§ **Exercise prompt**: From the entries below, count the lines with "closeup". Write only the count.

§ **Exercise data**:
★ ★ ★ ★ ★ ★ ★
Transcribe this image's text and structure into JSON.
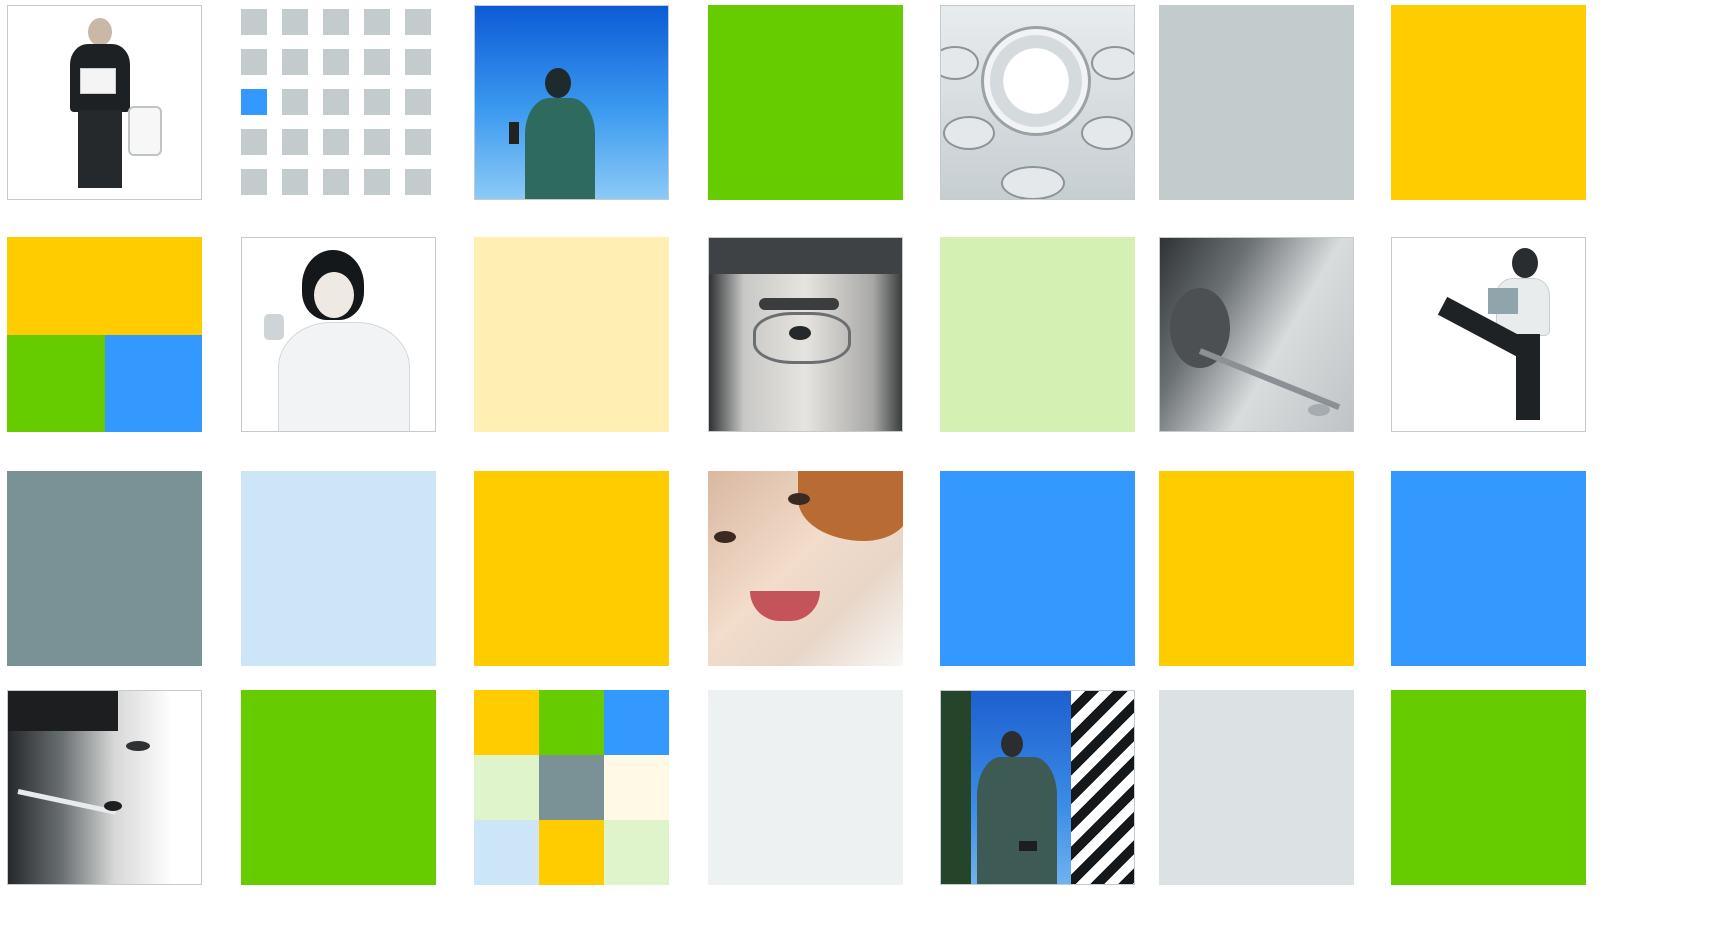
{
  "colors": {
    "green": "#66cc00",
    "yellow": "#ffcc00",
    "blue": "#3399ff",
    "grey": "#c4cbcd",
    "slate": "#7a9196",
    "pale_yellow": "#ffefb3",
    "pale_green": "#d4f0b3",
    "pale_blue": "#cce5f7",
    "pale_grey": "#eef1f2",
    "light_grey": "#dce2e4",
    "cream": "#fff9e6",
    "mint": "#e0f4cc"
  },
  "tiles": [
    {
      "row": 0,
      "col": 0,
      "kind": "photo",
      "subject": "businessman-holding-paper"
    },
    {
      "row": 0,
      "col": 1,
      "kind": "dot-grid",
      "highlight_index": 10
    },
    {
      "row": 0,
      "col": 2,
      "kind": "photo",
      "subject": "woman-on-phone-sky"
    },
    {
      "row": 0,
      "col": 3,
      "kind": "solid",
      "color": "green"
    },
    {
      "row": 0,
      "col": 4,
      "kind": "photo",
      "subject": "mobile-phone-keypad"
    },
    {
      "row": 0,
      "col": 5,
      "kind": "solid",
      "color": "grey"
    },
    {
      "row": 0,
      "col": 6,
      "kind": "solid",
      "color": "yellow"
    },
    {
      "row": 1,
      "col": 0,
      "kind": "split",
      "colors": [
        "yellow",
        "green",
        "blue"
      ]
    },
    {
      "row": 1,
      "col": 1,
      "kind": "photo",
      "subject": "woman-holding-phone"
    },
    {
      "row": 1,
      "col": 2,
      "kind": "solid",
      "color": "pale_yellow"
    },
    {
      "row": 1,
      "col": 3,
      "kind": "photo",
      "subject": "man-with-glasses-closeup"
    },
    {
      "row": 1,
      "col": 4,
      "kind": "solid",
      "color": "pale_green"
    },
    {
      "row": 1,
      "col": 5,
      "kind": "photo",
      "subject": "headset-closeup"
    },
    {
      "row": 1,
      "col": 6,
      "kind": "photo",
      "subject": "woman-striding-with-folder"
    },
    {
      "row": 2,
      "col": 0,
      "kind": "solid",
      "color": "slate"
    },
    {
      "row": 2,
      "col": 1,
      "kind": "solid",
      "color": "pale_blue"
    },
    {
      "row": 2,
      "col": 2,
      "kind": "solid",
      "color": "yellow"
    },
    {
      "row": 2,
      "col": 3,
      "kind": "photo",
      "subject": "smiling-woman-closeup"
    },
    {
      "row": 2,
      "col": 4,
      "kind": "solid",
      "color": "blue"
    },
    {
      "row": 2,
      "col": 5,
      "kind": "solid",
      "color": "yellow"
    },
    {
      "row": 2,
      "col": 6,
      "kind": "solid",
      "color": "blue"
    },
    {
      "row": 3,
      "col": 0,
      "kind": "photo",
      "subject": "man-with-headset-profile"
    },
    {
      "row": 3,
      "col": 1,
      "kind": "solid",
      "color": "green"
    },
    {
      "row": 3,
      "col": 2,
      "kind": "mosaic",
      "colors": [
        "yellow",
        "green",
        "blue",
        "mint",
        "slate",
        "cream",
        "pale_blue",
        "yellow",
        "mint"
      ]
    },
    {
      "row": 3,
      "col": 3,
      "kind": "solid",
      "color": "pale_grey"
    },
    {
      "row": 3,
      "col": 4,
      "kind": "photo",
      "subject": "man-with-phone-building"
    },
    {
      "row": 3,
      "col": 5,
      "kind": "solid",
      "color": "light_grey"
    },
    {
      "row": 3,
      "col": 6,
      "kind": "solid",
      "color": "green"
    }
  ]
}
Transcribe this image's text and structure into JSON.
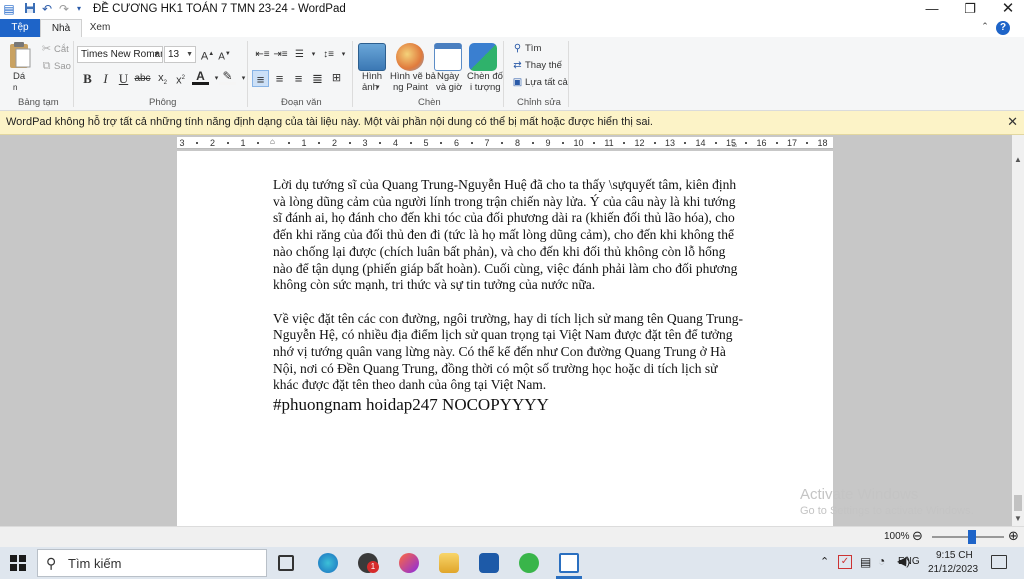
★ ★ ★ ★ ★ ★ ★
§ **Solution**: 3